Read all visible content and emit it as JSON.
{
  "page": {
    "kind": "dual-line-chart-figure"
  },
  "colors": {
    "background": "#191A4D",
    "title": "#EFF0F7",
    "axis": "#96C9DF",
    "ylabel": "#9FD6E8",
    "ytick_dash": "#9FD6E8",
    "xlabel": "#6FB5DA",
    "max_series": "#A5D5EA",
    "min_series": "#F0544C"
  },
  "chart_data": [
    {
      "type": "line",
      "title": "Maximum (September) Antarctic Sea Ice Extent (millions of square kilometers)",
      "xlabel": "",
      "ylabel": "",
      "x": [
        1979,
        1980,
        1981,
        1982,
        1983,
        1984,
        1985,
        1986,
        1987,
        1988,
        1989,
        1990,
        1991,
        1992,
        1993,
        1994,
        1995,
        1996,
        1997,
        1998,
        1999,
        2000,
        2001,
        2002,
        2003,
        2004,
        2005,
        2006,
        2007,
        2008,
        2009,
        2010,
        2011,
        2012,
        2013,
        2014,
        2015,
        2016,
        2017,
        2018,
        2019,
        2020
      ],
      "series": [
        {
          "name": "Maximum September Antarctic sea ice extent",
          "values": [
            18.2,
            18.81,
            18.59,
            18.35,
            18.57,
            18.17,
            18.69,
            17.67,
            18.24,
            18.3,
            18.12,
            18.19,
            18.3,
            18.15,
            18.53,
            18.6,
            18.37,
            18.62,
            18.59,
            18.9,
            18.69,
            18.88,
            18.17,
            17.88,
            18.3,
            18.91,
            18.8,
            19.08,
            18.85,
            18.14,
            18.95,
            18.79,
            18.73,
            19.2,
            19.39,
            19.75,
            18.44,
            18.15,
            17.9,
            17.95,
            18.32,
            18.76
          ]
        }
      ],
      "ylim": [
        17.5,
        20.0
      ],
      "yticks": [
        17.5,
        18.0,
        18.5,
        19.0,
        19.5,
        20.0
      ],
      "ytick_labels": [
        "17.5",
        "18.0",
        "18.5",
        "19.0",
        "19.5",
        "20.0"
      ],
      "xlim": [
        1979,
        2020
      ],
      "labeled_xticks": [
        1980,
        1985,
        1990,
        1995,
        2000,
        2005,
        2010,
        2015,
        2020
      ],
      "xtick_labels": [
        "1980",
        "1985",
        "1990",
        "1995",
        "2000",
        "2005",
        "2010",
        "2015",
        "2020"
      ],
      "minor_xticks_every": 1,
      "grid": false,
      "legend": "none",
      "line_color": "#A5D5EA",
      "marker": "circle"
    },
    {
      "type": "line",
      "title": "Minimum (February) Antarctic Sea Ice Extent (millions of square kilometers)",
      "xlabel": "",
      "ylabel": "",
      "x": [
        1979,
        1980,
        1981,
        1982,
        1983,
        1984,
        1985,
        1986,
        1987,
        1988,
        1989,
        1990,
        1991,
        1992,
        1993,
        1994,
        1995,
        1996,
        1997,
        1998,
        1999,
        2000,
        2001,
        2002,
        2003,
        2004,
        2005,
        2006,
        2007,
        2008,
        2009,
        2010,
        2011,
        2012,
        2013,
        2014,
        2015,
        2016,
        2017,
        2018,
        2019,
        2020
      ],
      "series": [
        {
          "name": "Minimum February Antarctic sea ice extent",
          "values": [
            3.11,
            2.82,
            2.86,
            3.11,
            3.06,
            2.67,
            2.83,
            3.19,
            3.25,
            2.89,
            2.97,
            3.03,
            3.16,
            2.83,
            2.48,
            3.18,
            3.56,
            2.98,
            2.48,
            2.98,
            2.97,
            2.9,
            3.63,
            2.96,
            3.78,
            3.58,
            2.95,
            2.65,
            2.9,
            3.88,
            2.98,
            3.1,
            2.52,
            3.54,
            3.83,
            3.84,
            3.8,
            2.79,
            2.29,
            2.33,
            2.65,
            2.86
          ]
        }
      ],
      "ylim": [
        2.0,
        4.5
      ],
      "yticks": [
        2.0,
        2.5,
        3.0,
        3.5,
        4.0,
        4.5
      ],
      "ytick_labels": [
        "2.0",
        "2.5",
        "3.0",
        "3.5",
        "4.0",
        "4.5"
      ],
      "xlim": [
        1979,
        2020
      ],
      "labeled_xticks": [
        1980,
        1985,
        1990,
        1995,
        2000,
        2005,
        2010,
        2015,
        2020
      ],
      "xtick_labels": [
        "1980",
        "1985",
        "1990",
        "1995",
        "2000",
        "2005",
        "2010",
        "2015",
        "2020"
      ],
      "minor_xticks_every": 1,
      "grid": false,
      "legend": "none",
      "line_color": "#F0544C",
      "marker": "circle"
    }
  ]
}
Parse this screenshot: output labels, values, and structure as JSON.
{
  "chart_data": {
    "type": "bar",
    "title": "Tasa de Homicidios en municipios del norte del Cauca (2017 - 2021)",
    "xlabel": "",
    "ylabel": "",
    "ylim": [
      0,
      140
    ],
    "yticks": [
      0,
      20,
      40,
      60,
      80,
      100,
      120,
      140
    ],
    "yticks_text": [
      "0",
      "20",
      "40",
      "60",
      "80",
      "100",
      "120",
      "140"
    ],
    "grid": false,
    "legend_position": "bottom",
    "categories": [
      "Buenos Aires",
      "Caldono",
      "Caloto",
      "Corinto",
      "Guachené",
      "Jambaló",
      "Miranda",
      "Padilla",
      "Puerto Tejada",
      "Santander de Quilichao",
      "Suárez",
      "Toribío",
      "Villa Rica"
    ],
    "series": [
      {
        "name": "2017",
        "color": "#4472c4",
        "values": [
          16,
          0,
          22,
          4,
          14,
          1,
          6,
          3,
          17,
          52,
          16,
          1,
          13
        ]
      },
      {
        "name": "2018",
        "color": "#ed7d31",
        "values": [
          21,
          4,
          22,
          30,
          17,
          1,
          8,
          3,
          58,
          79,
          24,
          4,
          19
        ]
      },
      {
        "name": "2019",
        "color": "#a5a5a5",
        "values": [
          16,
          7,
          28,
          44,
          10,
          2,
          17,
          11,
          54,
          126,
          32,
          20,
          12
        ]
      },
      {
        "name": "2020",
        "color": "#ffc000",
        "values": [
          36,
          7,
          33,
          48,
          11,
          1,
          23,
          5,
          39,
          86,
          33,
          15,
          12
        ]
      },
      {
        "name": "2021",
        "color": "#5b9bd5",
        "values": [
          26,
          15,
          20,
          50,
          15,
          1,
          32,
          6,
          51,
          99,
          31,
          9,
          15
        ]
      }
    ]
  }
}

★ ★ ★ ★

Set exercise:
Type out all of the material again, word for word.

The result:
Read all visible content and emit it as JSON.
{
  "page": {
    "kind": "dual-line-chart-figure"
  },
  "colors": {
    "background": "#191A4D",
    "title": "#EFF0F7",
    "axis": "#96C9DF",
    "ylabel": "#9FD6E8",
    "ytick_dash": "#9FD6E8",
    "xlabel": "#6FB5DA",
    "max_series": "#A5D5EA",
    "min_series": "#F0544C"
  },
  "chart_data": [
    {
      "type": "line",
      "title": "Maximum (September) Antarctic Sea Ice Extent (millions of square kilometers)",
      "xlabel": "",
      "ylabel": "",
      "x": [
        1979,
        1980,
        1981,
        1982,
        1983,
        1984,
        1985,
        1986,
        1987,
        1988,
        1989,
        1990,
        1991,
        1992,
        1993,
        1994,
        1995,
        1996,
        1997,
        1998,
        1999,
        2000,
        2001,
        2002,
        2003,
        2004,
        2005,
        2006,
        2007,
        2008,
        2009,
        2010,
        2011,
        2012,
        2013,
        2014,
        2015,
        2016,
        2017,
        2018,
        2019,
        2020
      ],
      "series": [
        {
          "name": "Maximum September Antarctic sea ice extent",
          "values": [
            18.2,
            18.81,
            18.59,
            18.35,
            18.57,
            18.17,
            18.69,
            17.67,
            18.24,
            18.3,
            18.12,
            18.19,
            18.3,
            18.15,
            18.53,
            18.6,
            18.37,
            18.62,
            18.59,
            18.9,
            18.69,
            18.88,
            18.17,
            17.88,
            18.3,
            18.91,
            18.8,
            19.08,
            18.85,
            18.14,
            18.95,
            18.79,
            18.73,
            19.2,
            19.39,
            19.75,
            18.44,
            18.15,
            17.9,
            17.95,
            18.32,
            18.76
          ]
        }
      ],
      "ylim": [
        17.5,
        20.0
      ],
      "yticks": [
        17.5,
        18.0,
        18.5,
        19.0,
        19.5,
        20.0
      ],
      "ytick_labels": [
        "17.5",
        "18.0",
        "18.5",
        "19.0",
        "19.5",
        "20.0"
      ],
      "xlim": [
        1979,
        2020
      ],
      "labeled_xticks": [
        1980,
        1985,
        1990,
        1995,
        2000,
        2005,
        2010,
        2015,
        2020
      ],
      "xtick_labels": [
        "1980",
        "1985",
        "1990",
        "1995",
        "2000",
        "2005",
        "2010",
        "2015",
        "2020"
      ],
      "minor_xticks_every": 1,
      "grid": false,
      "legend": "none",
      "line_color": "#A5D5EA",
      "marker": "circle"
    },
    {
      "type": "line",
      "title": "Minimum (February) Antarctic Sea Ice Extent (millions of square kilometers)",
      "xlabel": "",
      "ylabel": "",
      "x": [
        1979,
        1980,
        1981,
        1982,
        1983,
        1984,
        1985,
        1986,
        1987,
        1988,
        1989,
        1990,
        1991,
        1992,
        1993,
        1994,
        1995,
        1996,
        1997,
        1998,
        1999,
        2000,
        2001,
        2002,
        2003,
        2004,
        2005,
        2006,
        2007,
        2008,
        2009,
        2010,
        2011,
        2012,
        2013,
        2014,
        2015,
        2016,
        2017,
        2018,
        2019,
        2020
      ],
      "series": [
        {
          "name": "Minimum February Antarctic sea ice extent",
          "values": [
            3.11,
            2.82,
            2.86,
            3.11,
            3.06,
            2.67,
            2.83,
            3.19,
            3.25,
            2.89,
            2.97,
            3.03,
            3.16,
            2.83,
            2.48,
            3.18,
            3.56,
            2.98,
            2.48,
            2.98,
            2.97,
            2.9,
            3.63,
            2.96,
            3.78,
            3.58,
            2.95,
            2.65,
            2.9,
            3.88,
            2.98,
            3.1,
            2.52,
            3.54,
            3.83,
            3.84,
            3.8,
            2.79,
            2.29,
            2.33,
            2.65,
            2.86
          ]
        }
      ],
      "ylim": [
        2.0,
        4.5
      ],
      "yticks": [
        2.0,
        2.5,
        3.0,
        3.5,
        4.0,
        4.5
      ],
      "ytick_labels": [
        "2.0",
        "2.5",
        "3.0",
        "3.5",
        "4.0",
        "4.5"
      ],
      "xlim": [
        1979,
        2020
      ],
      "labeled_xticks": [
        1980,
        1985,
        1990,
        1995,
        2000,
        2005,
        2010,
        2015,
        2020
      ],
      "xtick_labels": [
        "1980",
        "1985",
        "1990",
        "1995",
        "2000",
        "2005",
        "2010",
        "2015",
        "2020"
      ],
      "minor_xticks_every": 1,
      "grid": false,
      "legend": "none",
      "line_color": "#F0544C",
      "marker": "circle"
    }
  ]
}
Parse this screenshot: output labels, values, and structure as JSON.
{
  "chart_data": {
    "type": "bar",
    "title": "Tasa de Homicidios en municipios del norte del Cauca (2017 - 2021)",
    "xlabel": "",
    "ylabel": "",
    "ylim": [
      0,
      140
    ],
    "yticks": [
      0,
      20,
      40,
      60,
      80,
      100,
      120,
      140
    ],
    "yticks_text": [
      "0",
      "20",
      "40",
      "60",
      "80",
      "100",
      "120",
      "140"
    ],
    "grid": false,
    "legend_position": "bottom",
    "categories": [
      "Buenos Aires",
      "Caldono",
      "Caloto",
      "Corinto",
      "Guachené",
      "Jambaló",
      "Miranda",
      "Padilla",
      "Puerto Tejada",
      "Santander de Quilichao",
      "Suárez",
      "Toribío",
      "Villa Rica"
    ],
    "series": [
      {
        "name": "2017",
        "color": "#4472c4",
        "values": [
          16,
          0,
          22,
          4,
          14,
          1,
          6,
          3,
          17,
          52,
          16,
          1,
          13
        ]
      },
      {
        "name": "2018",
        "color": "#ed7d31",
        "values": [
          21,
          4,
          22,
          30,
          17,
          1,
          8,
          3,
          58,
          79,
          24,
          4,
          19
        ]
      },
      {
        "name": "2019",
        "color": "#a5a5a5",
        "values": [
          16,
          7,
          28,
          44,
          10,
          2,
          17,
          11,
          54,
          126,
          32,
          20,
          12
        ]
      },
      {
        "name": "2020",
        "color": "#ffc000",
        "values": [
          36,
          7,
          33,
          48,
          11,
          1,
          23,
          5,
          39,
          86,
          33,
          15,
          12
        ]
      },
      {
        "name": "2021",
        "color": "#5b9bd5",
        "values": [
          26,
          15,
          20,
          50,
          15,
          1,
          32,
          6,
          51,
          99,
          31,
          9,
          15
        ]
      }
    ]
  }
}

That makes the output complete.